Extracted data entries:
= = = = = = =
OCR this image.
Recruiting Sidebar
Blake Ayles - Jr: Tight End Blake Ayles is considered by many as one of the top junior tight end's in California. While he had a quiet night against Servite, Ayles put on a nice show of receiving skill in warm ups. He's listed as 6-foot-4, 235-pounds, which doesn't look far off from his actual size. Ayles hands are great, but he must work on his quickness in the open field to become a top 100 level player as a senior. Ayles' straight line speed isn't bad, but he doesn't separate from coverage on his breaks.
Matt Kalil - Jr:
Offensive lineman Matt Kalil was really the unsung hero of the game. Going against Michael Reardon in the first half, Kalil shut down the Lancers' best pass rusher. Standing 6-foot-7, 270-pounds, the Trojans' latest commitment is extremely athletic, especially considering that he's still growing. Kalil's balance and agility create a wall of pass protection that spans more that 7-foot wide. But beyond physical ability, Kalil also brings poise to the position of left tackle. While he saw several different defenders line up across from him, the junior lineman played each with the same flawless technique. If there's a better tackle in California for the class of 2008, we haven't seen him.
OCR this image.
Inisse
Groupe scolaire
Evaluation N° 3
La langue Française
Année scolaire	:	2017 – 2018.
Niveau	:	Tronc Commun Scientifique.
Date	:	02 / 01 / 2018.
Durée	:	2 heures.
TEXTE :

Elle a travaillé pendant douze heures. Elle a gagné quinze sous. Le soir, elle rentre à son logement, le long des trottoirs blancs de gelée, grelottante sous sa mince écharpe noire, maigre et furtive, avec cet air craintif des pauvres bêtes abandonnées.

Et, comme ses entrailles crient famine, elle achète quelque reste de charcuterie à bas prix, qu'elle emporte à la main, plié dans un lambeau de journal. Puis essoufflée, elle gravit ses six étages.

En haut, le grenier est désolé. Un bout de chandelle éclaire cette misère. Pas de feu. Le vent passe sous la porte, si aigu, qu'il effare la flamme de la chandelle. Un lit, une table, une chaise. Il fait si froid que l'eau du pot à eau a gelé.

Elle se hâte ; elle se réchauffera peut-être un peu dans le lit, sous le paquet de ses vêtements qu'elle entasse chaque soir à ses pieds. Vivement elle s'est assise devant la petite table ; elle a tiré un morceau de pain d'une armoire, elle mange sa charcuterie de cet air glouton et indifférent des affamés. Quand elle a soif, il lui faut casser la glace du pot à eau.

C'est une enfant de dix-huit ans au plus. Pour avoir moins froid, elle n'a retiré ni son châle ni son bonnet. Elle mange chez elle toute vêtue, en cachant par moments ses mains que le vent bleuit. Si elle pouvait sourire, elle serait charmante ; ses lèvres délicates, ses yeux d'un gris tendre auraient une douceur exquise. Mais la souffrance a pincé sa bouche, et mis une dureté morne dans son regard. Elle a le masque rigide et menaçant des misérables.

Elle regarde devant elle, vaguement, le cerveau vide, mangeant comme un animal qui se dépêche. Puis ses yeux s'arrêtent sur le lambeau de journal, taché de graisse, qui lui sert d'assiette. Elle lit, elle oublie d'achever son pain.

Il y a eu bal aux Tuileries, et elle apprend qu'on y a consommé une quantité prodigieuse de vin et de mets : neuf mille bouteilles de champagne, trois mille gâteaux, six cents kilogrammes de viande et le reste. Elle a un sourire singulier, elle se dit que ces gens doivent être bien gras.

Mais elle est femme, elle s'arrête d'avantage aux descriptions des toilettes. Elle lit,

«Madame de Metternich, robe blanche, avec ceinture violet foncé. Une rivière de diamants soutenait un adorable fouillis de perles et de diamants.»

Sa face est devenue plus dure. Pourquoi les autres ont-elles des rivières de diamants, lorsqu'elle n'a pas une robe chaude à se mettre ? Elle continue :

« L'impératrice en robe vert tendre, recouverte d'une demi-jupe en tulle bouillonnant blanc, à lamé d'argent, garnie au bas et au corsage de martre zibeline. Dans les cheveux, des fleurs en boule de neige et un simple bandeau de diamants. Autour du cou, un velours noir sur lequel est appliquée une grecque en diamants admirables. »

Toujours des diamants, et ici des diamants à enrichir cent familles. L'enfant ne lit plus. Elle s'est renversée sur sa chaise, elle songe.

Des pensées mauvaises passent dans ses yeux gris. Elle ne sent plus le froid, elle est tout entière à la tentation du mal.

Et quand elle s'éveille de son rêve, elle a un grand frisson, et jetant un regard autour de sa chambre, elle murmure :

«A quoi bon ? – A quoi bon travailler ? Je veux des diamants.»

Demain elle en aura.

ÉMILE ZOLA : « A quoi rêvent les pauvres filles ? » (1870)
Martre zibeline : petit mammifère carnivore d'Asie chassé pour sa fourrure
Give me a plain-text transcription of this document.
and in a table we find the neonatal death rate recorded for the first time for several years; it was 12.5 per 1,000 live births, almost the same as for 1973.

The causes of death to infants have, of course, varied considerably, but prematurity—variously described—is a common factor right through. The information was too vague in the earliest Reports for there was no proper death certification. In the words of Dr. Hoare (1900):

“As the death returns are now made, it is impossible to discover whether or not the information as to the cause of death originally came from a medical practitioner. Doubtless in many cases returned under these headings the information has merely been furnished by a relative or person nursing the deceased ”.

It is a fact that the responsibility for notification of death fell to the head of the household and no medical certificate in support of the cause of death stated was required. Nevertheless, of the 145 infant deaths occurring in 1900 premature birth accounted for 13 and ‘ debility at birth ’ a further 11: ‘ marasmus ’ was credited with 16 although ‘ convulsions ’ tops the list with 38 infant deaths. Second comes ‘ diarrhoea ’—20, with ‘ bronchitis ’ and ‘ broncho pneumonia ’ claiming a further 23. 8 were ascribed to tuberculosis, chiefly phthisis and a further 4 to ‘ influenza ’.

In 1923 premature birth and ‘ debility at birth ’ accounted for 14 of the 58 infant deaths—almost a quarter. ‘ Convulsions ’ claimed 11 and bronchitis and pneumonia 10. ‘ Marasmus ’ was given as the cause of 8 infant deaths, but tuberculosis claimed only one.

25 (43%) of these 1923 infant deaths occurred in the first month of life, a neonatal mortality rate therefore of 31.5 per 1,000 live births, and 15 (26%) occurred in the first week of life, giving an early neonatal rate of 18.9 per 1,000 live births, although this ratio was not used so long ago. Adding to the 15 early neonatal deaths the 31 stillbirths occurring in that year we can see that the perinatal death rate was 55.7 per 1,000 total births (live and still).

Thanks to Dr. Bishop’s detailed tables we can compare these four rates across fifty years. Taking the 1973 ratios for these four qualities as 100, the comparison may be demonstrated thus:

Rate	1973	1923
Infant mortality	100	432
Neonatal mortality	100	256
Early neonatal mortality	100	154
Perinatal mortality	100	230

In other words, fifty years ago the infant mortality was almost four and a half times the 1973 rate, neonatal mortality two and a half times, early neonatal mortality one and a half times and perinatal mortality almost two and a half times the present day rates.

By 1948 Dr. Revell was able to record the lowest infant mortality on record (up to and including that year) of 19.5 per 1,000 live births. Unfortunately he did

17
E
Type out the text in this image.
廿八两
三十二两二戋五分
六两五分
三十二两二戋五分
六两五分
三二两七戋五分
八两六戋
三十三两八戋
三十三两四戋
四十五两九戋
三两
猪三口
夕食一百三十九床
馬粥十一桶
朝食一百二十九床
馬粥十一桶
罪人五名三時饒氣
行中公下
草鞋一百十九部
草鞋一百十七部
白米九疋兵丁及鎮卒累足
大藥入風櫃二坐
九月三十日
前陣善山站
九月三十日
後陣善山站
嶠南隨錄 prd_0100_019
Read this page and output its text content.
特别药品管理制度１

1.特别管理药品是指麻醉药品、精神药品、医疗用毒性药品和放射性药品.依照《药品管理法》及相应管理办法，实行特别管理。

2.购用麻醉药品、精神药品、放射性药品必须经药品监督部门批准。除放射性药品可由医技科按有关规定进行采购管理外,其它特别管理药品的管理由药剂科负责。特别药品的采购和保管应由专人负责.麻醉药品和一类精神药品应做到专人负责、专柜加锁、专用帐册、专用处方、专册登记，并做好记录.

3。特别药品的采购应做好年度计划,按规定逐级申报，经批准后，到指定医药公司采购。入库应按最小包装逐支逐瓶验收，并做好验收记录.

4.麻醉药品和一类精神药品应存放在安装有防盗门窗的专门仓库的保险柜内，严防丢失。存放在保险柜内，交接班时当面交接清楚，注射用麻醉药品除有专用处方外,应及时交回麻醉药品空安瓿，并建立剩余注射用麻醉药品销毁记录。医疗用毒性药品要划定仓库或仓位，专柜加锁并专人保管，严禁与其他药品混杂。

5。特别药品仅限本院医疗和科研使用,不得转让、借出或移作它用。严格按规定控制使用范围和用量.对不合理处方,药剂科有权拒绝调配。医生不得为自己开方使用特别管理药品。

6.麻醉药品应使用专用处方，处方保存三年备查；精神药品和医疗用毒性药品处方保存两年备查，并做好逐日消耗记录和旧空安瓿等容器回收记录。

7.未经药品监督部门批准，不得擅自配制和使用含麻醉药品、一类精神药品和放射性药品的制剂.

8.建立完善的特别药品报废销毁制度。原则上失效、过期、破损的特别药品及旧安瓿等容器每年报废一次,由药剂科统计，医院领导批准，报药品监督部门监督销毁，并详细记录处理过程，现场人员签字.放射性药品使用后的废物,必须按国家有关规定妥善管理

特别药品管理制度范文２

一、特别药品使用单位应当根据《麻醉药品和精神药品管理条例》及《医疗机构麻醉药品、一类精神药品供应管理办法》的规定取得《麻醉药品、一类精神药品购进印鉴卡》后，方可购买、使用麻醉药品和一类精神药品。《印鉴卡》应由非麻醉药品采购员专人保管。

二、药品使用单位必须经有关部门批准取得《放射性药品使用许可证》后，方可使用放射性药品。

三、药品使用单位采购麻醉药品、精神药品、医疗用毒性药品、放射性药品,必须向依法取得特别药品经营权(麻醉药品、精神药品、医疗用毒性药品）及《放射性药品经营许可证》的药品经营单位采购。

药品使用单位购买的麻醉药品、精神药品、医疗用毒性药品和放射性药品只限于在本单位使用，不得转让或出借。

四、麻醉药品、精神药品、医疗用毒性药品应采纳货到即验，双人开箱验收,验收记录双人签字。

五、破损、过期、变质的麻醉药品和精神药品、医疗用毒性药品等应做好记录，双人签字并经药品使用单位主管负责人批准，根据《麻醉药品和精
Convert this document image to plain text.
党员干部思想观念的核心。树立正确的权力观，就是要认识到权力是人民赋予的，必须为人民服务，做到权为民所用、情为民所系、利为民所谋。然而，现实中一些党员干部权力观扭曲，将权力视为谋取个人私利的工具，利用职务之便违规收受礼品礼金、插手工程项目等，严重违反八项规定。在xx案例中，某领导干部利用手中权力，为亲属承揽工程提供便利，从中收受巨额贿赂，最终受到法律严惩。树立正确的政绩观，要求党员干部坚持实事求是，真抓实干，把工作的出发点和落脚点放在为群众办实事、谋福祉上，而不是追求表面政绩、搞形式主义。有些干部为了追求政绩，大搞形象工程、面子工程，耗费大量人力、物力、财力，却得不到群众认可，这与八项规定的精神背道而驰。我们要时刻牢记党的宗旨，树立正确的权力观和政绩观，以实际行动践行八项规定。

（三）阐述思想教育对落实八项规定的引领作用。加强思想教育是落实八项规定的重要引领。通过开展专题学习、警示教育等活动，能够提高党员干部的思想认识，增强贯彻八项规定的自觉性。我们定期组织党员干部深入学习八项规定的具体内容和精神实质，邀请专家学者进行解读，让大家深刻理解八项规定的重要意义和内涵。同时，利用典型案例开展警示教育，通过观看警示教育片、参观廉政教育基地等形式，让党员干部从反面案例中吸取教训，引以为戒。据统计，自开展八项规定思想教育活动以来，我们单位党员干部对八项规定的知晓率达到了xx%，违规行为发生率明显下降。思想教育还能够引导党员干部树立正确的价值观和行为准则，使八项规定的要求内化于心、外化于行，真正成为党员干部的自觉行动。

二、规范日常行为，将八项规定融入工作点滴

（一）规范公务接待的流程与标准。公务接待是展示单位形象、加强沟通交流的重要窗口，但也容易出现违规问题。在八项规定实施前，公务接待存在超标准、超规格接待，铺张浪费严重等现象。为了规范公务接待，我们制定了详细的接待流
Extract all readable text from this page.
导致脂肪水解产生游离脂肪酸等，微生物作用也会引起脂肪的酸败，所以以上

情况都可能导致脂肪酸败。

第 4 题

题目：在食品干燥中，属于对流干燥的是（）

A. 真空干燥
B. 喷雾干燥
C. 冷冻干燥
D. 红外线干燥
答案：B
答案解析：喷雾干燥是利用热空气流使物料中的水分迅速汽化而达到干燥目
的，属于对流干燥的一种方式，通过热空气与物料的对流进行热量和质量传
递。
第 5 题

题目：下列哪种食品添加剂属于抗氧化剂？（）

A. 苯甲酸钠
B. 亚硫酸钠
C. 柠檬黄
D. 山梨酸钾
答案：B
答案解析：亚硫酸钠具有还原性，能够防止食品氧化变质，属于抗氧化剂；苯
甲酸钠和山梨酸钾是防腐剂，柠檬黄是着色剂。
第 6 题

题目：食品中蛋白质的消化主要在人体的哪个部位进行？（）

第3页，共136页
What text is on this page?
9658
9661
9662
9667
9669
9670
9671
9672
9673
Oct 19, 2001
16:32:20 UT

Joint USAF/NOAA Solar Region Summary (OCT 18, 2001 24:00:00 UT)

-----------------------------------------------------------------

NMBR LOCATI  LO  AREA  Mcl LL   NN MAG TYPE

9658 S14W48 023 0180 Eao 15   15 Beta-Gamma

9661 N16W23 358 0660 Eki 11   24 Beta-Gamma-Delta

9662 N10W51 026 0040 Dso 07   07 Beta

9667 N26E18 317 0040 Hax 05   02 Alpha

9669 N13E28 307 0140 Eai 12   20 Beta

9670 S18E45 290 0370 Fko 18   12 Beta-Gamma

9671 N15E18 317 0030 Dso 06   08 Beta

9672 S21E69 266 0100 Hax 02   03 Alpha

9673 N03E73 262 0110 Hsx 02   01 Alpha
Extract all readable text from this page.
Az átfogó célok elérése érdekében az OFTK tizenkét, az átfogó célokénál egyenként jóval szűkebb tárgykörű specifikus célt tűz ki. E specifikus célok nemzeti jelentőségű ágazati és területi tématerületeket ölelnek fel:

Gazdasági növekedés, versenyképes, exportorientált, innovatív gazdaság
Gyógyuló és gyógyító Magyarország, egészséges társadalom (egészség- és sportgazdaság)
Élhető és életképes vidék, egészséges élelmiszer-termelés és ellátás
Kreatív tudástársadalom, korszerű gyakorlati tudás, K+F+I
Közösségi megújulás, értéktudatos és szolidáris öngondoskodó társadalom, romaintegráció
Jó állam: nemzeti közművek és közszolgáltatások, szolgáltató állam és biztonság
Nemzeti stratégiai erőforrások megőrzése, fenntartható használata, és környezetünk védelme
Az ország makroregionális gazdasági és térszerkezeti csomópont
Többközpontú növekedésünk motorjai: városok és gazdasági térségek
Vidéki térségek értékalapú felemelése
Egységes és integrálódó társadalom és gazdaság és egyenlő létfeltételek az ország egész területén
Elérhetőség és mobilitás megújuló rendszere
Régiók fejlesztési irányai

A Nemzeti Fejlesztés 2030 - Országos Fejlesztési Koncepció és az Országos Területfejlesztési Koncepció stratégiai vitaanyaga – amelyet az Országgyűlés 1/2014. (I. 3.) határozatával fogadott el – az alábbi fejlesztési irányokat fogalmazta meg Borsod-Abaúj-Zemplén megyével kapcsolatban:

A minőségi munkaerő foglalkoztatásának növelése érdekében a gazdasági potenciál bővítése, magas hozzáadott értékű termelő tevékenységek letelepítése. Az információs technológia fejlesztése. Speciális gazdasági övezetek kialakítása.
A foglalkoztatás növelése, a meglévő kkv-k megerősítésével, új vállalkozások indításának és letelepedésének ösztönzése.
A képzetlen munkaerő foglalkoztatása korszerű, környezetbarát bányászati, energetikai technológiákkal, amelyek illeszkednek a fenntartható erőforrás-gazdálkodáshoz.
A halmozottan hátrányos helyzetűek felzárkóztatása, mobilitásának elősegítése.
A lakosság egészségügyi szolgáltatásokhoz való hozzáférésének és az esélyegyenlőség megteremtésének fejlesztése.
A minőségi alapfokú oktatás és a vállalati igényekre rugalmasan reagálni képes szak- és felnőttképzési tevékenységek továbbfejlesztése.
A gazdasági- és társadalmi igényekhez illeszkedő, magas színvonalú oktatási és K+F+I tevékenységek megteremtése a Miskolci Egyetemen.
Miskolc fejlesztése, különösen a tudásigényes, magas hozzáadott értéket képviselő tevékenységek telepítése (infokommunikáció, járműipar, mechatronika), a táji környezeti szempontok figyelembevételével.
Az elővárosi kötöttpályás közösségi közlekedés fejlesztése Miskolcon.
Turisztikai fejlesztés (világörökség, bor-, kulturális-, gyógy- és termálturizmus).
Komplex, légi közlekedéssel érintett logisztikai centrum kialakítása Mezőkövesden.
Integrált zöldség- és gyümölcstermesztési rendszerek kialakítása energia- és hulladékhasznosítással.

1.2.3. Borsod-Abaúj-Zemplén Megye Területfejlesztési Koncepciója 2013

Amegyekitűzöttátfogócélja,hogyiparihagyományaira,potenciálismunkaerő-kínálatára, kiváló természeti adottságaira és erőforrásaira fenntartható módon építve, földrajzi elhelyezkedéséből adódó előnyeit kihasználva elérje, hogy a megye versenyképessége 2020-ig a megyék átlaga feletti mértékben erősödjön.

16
= = = = = = =
*WRITTEN TASK*.
Copy out every line from the material above in which the word "egészséges" appears.

*FINISHED EXERCISE*.
Gyógyuló és gyógyító Magyarország, egészséges társadalom (egészség- és sportgazdaság)
Élhető és életképes vidék, egészséges élelmiszer-termelés és ellátás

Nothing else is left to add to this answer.